** Start **
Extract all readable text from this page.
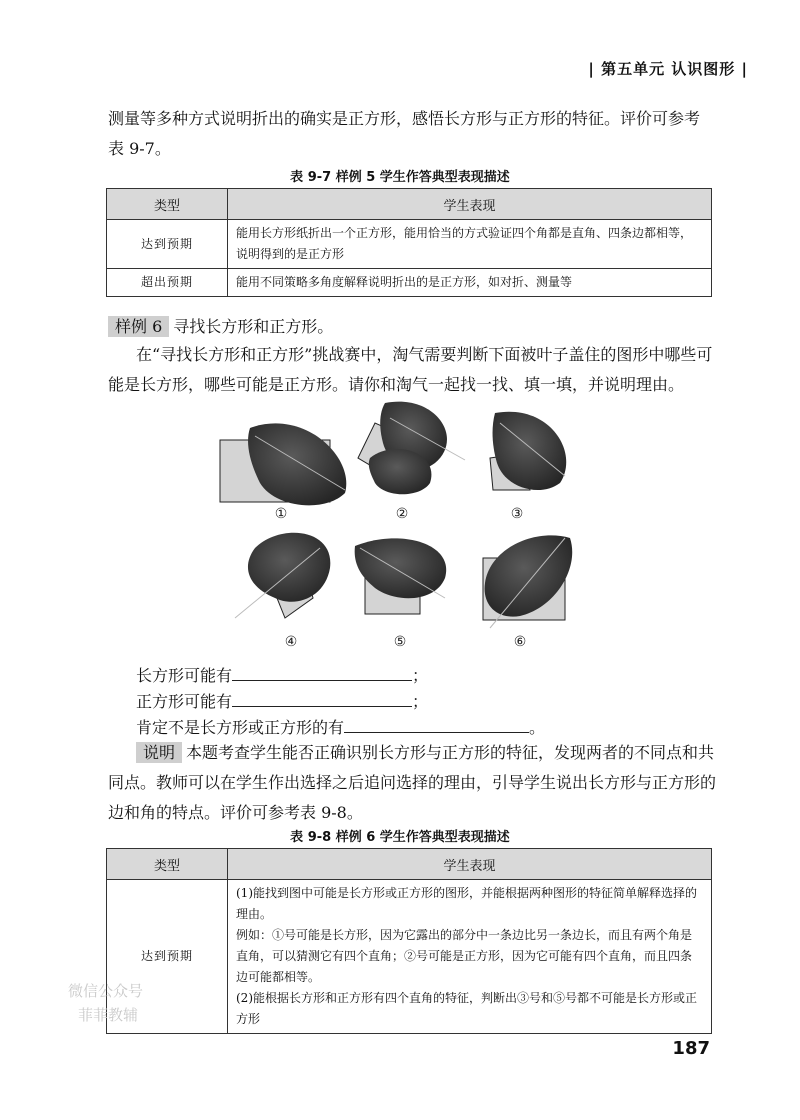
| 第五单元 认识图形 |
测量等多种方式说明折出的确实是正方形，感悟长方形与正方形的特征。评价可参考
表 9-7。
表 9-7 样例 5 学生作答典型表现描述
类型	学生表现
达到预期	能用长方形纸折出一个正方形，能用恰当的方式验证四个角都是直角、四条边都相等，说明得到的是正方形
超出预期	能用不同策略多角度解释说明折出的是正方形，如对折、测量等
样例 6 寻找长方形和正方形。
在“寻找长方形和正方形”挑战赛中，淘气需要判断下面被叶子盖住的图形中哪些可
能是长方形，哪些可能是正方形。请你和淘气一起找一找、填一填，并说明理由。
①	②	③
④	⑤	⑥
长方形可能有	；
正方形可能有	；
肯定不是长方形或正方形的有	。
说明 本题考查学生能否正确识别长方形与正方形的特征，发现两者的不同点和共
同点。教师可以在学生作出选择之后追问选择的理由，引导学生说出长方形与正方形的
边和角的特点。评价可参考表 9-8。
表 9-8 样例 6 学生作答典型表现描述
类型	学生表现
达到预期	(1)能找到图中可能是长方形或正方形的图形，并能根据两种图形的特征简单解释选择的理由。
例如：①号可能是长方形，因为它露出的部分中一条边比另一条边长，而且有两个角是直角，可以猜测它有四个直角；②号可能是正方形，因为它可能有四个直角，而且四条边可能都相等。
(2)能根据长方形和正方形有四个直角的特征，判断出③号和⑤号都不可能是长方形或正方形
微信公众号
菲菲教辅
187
** End **
** Start **
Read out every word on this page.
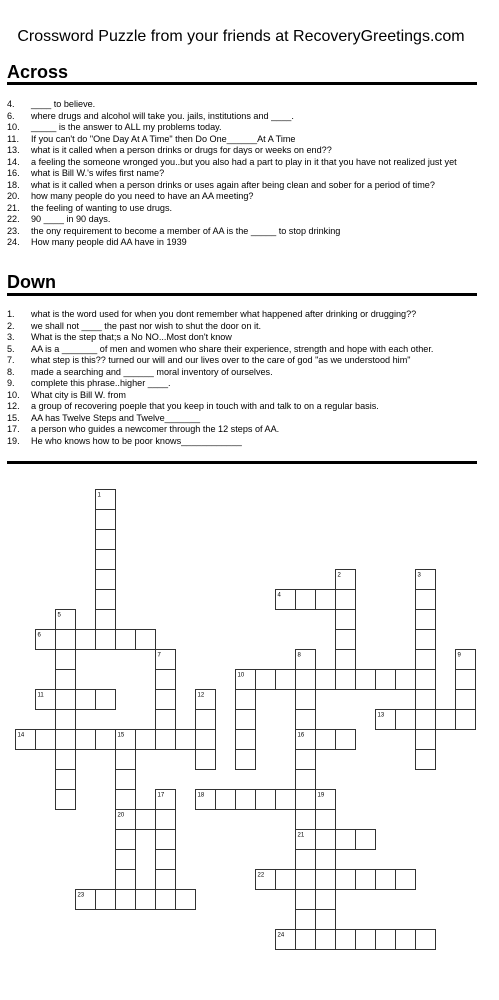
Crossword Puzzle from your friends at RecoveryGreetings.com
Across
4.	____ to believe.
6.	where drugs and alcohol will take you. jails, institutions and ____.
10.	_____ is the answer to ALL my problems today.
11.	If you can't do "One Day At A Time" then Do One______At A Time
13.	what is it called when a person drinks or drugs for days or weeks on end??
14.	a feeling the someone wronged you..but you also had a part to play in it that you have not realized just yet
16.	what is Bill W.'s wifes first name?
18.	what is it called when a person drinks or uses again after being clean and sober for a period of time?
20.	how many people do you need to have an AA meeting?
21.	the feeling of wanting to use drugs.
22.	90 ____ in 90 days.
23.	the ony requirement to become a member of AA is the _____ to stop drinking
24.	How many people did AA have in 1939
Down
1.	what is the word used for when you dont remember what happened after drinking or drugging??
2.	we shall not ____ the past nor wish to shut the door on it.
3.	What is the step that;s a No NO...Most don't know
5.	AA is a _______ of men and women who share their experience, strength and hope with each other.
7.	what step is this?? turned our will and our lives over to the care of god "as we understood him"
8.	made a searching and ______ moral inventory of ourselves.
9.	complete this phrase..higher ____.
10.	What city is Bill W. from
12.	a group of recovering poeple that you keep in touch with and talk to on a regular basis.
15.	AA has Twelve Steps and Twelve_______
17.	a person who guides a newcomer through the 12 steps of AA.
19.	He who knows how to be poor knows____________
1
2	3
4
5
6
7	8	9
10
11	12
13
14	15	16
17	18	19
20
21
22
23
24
** End **
**REQUEST:** Examine the records and report how many lines contain the string "from". Only the number should be given.

**EXPECTED ANSWER:** 3